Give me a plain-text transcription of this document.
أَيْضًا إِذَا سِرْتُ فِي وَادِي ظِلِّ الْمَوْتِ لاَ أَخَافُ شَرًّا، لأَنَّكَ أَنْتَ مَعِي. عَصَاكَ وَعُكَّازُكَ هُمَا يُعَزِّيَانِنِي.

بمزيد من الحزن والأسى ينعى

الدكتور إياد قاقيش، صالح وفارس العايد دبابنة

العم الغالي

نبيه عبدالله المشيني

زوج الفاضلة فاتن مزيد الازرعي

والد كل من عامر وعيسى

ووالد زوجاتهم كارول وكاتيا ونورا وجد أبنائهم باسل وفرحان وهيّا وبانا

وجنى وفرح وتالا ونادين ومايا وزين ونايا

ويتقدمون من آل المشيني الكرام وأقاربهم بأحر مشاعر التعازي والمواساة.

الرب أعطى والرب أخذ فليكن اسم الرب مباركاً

────────

▶ _What this task involves_
Print out the whole listing exactly as it appears.

▶ _Written solution_
Give me a plain-text transcription of this document.
أَيْضًا إِذَا سِرْتُ فِي وَادِي ظِلِّ الْمَوْتِ لاَ أَخَافُ شَرًّا، لأَنَّكَ أَنْتَ مَعِي. عَصَاكَ وَعُكَّازُكَ هُمَا يُعَزِّيَانِنِي.

بمزيد من الحزن والأسى ينعى

الدكتور إياد قاقيش، صالح وفارس العايد دبابنة

العم الغالي

نبيه عبدالله المشيني

زوج الفاضلة فاتن مزيد الازرعي

والد كل من عامر وعيسى

ووالد زوجاتهم كارول وكاتيا ونورا وجد أبنائهم باسل وفرحان وهيّا وبانا

وجنى وفرح وتالا ونادين ومايا وزين ونايا

ويتقدمون من آل المشيني الكرام وأقاربهم بأحر مشاعر التعازي والمواساة.

الرب أعطى والرب أخذ فليكن اسم الرب مباركاً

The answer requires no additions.